_Problem statement_
Say how many lines hold the string "time"; please write nothing but the number.

Collected data entries
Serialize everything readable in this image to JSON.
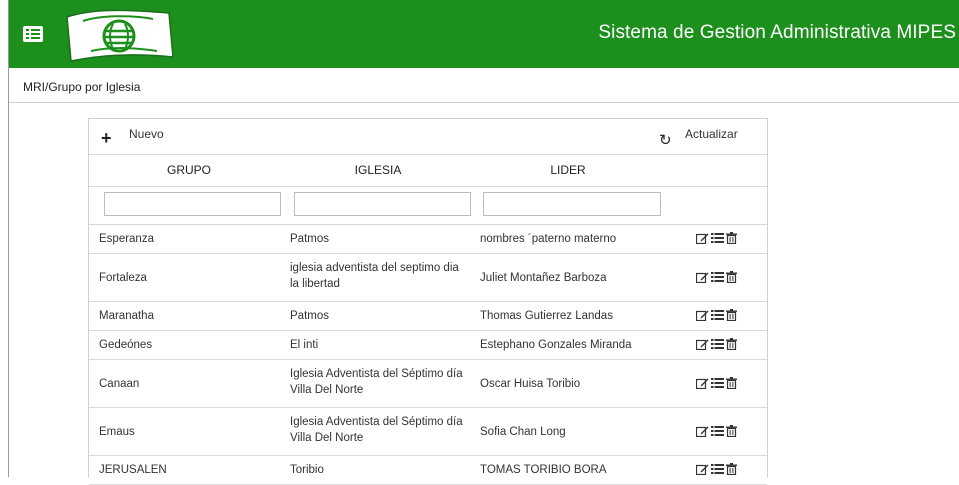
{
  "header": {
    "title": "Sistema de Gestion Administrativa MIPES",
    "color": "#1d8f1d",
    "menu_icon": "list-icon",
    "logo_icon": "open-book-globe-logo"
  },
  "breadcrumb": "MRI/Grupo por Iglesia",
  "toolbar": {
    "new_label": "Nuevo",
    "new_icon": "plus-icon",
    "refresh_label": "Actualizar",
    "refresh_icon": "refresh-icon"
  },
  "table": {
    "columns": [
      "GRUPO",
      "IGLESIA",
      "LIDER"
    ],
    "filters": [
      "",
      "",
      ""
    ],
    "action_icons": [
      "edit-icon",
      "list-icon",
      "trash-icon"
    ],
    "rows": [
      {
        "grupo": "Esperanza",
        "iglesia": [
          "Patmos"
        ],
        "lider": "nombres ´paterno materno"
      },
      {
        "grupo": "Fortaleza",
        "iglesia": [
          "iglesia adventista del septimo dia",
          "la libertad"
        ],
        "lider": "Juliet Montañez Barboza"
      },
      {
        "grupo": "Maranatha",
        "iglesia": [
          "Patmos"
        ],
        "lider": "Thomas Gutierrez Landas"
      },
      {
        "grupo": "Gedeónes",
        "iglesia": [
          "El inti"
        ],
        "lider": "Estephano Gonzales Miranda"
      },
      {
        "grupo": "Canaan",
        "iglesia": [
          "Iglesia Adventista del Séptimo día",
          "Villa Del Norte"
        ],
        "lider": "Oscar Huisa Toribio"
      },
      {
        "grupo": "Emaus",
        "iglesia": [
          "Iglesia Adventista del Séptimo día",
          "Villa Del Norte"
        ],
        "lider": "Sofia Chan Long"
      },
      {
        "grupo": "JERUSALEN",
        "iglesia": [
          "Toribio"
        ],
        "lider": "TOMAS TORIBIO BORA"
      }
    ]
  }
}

--

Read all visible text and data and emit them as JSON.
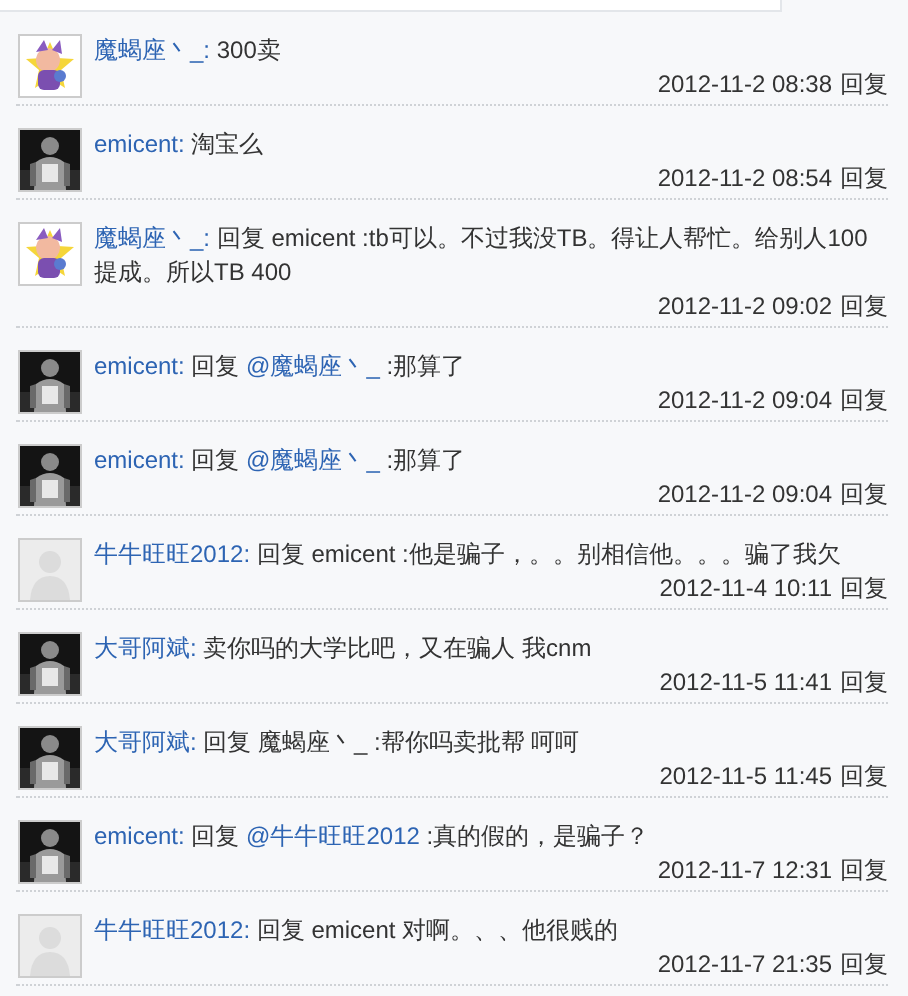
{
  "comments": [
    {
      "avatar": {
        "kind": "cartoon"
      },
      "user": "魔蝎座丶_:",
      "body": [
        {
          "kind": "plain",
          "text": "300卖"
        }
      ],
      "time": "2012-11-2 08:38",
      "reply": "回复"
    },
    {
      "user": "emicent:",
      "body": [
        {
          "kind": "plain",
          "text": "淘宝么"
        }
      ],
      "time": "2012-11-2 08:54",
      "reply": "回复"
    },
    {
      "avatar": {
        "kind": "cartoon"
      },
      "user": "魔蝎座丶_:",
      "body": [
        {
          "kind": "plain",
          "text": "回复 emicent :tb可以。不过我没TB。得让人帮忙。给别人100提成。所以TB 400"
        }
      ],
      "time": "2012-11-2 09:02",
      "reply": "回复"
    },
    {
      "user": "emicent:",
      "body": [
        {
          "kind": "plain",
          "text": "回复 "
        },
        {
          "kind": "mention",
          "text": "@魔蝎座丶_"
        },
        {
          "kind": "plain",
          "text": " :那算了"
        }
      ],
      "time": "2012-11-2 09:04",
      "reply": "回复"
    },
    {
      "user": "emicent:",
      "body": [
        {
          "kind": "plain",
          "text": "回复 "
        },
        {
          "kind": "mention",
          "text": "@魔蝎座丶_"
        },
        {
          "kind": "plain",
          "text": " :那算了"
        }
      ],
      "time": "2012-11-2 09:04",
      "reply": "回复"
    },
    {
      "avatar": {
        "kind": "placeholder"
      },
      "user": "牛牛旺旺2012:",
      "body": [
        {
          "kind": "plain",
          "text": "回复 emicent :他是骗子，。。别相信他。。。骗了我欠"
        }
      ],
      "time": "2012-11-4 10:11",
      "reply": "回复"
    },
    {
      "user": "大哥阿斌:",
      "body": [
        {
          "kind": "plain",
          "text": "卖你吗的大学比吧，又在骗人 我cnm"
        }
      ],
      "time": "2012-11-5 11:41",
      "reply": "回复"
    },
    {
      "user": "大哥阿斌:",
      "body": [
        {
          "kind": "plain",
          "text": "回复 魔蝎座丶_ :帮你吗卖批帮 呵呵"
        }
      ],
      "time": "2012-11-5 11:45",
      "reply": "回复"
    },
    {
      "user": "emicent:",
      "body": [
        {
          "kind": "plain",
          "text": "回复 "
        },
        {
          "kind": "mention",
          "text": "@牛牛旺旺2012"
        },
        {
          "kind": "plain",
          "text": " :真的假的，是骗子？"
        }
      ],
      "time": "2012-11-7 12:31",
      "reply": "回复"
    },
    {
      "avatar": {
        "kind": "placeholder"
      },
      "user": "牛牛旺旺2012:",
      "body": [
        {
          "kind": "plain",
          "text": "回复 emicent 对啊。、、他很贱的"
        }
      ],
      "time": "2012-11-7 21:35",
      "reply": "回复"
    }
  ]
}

_Solution for this exercise_
10